» **DOCUMENT TEXT**:
A literature search of MEDLINE^®, EMBASE^®, BIOSIS Previews^®, and DERWENT^® (and/or other resources, including internal/external databases) was conducted on 11 February 2026.

» **LISTED ENTRIES**:

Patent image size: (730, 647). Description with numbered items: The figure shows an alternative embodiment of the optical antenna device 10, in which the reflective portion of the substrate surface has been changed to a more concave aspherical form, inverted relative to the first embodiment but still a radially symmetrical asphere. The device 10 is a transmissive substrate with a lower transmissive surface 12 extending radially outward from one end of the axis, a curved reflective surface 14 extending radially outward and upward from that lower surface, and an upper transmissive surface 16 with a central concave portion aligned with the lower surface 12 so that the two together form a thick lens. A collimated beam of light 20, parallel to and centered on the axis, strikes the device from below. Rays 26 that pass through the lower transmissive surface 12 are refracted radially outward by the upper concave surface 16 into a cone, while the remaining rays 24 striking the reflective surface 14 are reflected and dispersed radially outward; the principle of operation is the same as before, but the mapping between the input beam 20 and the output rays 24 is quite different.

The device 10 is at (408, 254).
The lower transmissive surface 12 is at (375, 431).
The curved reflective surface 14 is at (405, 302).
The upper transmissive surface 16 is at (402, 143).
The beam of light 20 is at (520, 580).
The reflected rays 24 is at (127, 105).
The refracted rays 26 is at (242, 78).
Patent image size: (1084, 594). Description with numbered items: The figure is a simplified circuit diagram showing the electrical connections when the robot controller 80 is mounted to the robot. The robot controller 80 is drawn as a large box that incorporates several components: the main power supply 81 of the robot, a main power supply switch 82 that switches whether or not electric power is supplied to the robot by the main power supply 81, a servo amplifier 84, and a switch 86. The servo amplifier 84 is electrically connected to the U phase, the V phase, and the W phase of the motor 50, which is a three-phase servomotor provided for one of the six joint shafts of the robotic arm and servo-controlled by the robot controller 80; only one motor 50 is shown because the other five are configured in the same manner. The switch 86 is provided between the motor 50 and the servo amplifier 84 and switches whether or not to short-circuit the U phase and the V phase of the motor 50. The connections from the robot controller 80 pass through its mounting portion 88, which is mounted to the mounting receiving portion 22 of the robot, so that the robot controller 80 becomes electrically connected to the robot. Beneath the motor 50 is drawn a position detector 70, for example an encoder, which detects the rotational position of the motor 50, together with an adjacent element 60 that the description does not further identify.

» **EXERCISE REQUIREMENTS**:
Write out the part of the literature search statement that begins at the words "A literature search" and ends after the words "11 February 2026.", copying it word for word. You won't need the records for this.

» **TASK SOLUTION**:
A literature search of MEDLINE^®, EMBASE^®, BIOSIS Previews^®, and DERWENT^® (and/or other resources, including internal/external databases) was conducted on 11 February 2026.